[begin ROWS]

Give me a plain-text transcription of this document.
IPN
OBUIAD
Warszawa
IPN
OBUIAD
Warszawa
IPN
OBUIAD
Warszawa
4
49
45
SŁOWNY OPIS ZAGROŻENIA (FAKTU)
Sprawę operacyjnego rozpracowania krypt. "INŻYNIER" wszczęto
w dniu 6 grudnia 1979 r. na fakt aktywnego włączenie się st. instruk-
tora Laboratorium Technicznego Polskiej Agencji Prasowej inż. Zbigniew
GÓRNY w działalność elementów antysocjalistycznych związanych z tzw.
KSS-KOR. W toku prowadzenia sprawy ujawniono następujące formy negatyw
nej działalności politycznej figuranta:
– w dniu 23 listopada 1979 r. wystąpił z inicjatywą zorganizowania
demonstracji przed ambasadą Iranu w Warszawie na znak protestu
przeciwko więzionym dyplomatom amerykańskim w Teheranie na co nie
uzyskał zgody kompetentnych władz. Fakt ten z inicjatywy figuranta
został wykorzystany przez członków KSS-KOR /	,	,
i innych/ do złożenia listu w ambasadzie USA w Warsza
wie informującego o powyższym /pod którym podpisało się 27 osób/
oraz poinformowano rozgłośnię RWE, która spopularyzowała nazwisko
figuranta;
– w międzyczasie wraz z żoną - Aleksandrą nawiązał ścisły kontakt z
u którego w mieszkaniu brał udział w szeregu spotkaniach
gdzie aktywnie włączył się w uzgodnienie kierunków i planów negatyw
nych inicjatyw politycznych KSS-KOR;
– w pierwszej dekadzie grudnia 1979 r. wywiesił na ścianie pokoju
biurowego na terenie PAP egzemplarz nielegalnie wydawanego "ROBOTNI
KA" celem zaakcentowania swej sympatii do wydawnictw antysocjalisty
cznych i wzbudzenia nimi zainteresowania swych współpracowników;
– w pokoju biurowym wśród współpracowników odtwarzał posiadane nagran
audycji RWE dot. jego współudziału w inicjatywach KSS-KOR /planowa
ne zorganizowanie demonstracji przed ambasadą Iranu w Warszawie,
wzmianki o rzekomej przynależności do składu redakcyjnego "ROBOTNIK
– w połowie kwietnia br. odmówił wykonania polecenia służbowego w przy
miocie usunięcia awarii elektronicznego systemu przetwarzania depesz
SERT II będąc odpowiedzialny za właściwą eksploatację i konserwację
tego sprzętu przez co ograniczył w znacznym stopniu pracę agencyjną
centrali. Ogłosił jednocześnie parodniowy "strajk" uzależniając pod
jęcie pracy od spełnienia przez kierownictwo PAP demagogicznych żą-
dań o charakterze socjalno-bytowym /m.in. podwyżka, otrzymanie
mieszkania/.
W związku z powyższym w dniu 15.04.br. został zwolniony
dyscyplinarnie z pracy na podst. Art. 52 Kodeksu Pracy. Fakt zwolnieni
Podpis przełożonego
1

[end ROWS]

Write out the listing once more, matching it exactly.

→ **CORRECT RESULT**:
Give me a plain-text transcription of this document.
IPN
OBUIAD
Warszawa
IPN
OBUIAD
Warszawa
IPN
OBUIAD
Warszawa
4
49
45
SŁOWNY OPIS ZAGROŻENIA (FAKTU)
Sprawę operacyjnego rozpracowania krypt. "INŻYNIER" wszczęto
w dniu 6 grudnia 1979 r. na fakt aktywnego włączenie się st. instruk-
tora Laboratorium Technicznego Polskiej Agencji Prasowej inż. Zbigniew
GÓRNY w działalność elementów antysocjalistycznych związanych z tzw.
KSS-KOR. W toku prowadzenia sprawy ujawniono następujące formy negatyw
nej działalności politycznej figuranta:
– w dniu 23 listopada 1979 r. wystąpił z inicjatywą zorganizowania
demonstracji przed ambasadą Iranu w Warszawie na znak protestu
przeciwko więzionym dyplomatom amerykańskim w Teheranie na co nie
uzyskał zgody kompetentnych władz. Fakt ten z inicjatywy figuranta
został wykorzystany przez członków KSS-KOR /	,	,
i innych/ do złożenia listu w ambasadzie USA w Warsza
wie informującego o powyższym /pod którym podpisało się 27 osób/
oraz poinformowano rozgłośnię RWE, która spopularyzowała nazwisko
figuranta;
– w międzyczasie wraz z żoną - Aleksandrą nawiązał ścisły kontakt z
u którego w mieszkaniu brał udział w szeregu spotkaniach
gdzie aktywnie włączył się w uzgodnienie kierunków i planów negatyw
nych inicjatyw politycznych KSS-KOR;
– w pierwszej dekadzie grudnia 1979 r. wywiesił na ścianie pokoju
biurowego na terenie PAP egzemplarz nielegalnie wydawanego "ROBOTNI
KA" celem zaakcentowania swej sympatii do wydawnictw antysocjalisty
cznych i wzbudzenia nimi zainteresowania swych współpracowników;
– w pokoju biurowym wśród współpracowników odtwarzał posiadane nagran
audycji RWE dot. jego współudziału w inicjatywach KSS-KOR /planowa
ne zorganizowanie demonstracji przed ambasadą Iranu w Warszawie,
wzmianki o rzekomej przynależności do składu redakcyjnego "ROBOTNIK
– w połowie kwietnia br. odmówił wykonania polecenia służbowego w przy
miocie usunięcia awarii elektronicznego systemu przetwarzania depesz
SERT II będąc odpowiedzialny za właściwą eksploatację i konserwację
tego sprzętu przez co ograniczył w znacznym stopniu pracę agencyjną
centrali. Ogłosił jednocześnie parodniowy "strajk" uzależniając pod
jęcie pracy od spełnienia przez kierownictwo PAP demagogicznych żą-
dań o charakterze socjalno-bytowym /m.in. podwyżka, otrzymanie
mieszkania/.
W związku z powyższym w dniu 15.04.br. został zwolniony
dyscyplinarnie z pracy na podst. Art. 52 Kodeksu Pracy. Fakt zwolnieni
Podpis przełożonego
1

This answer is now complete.